Your objective: From the listing, collect all lines containing the word "where".

(Collected data)
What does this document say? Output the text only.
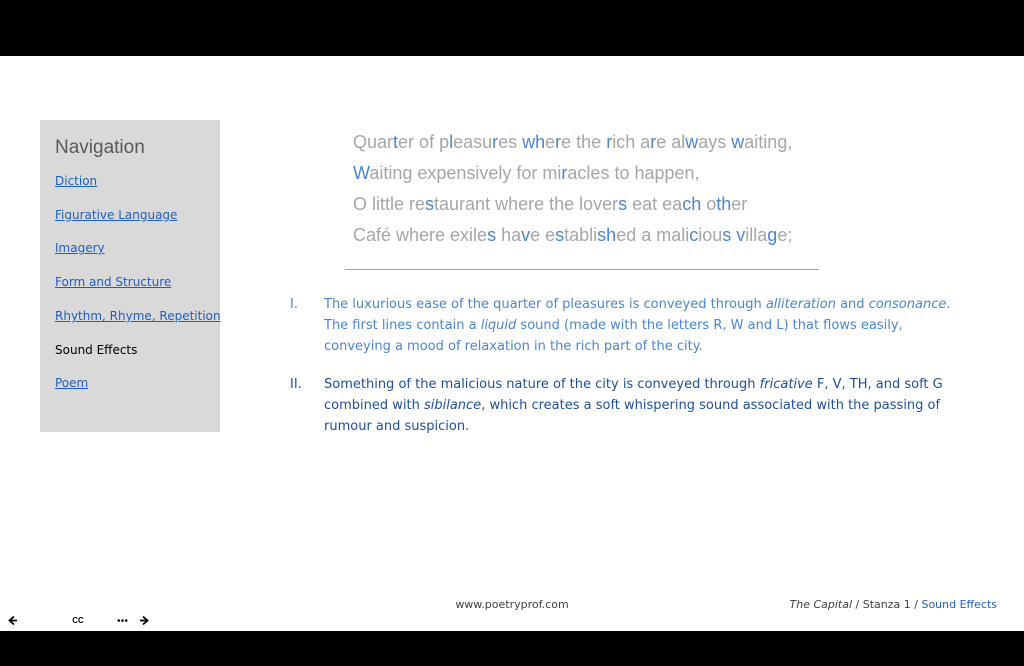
Navigation
Diction
Figurative Language
Imagery
Form and Structure
Rhythm, Rhyme, Repetition
Sound Effects
Poem
Quarter of pleasures where the rich are always waiting,
Waiting expensively for miracles to happen,
O little restaurant where the lovers eat each other
Café where exiles have established a malicious village;
I. The luxurious ease of the quarter of pleasures is conveyed through alliteration and consonance. The first lines contain a liquid sound (made with the letters R, W and L) that flows easily, conveying a mood of relaxation in the rich part of the city.
II. Something of the malicious nature of the city is conveyed through fricative F, V, TH, and soft G combined with sibilance, which creates a soft whispering sound associated with the passing of rumour and suspicion.
www.poetryprof.com	The Capital / Stanza 1 / Sound Effects
CC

Complete answer:
Quarter of pleasures where the rich are always waiting,
O little restaurant where the lovers eat each other
Café where exiles have established a malicious village;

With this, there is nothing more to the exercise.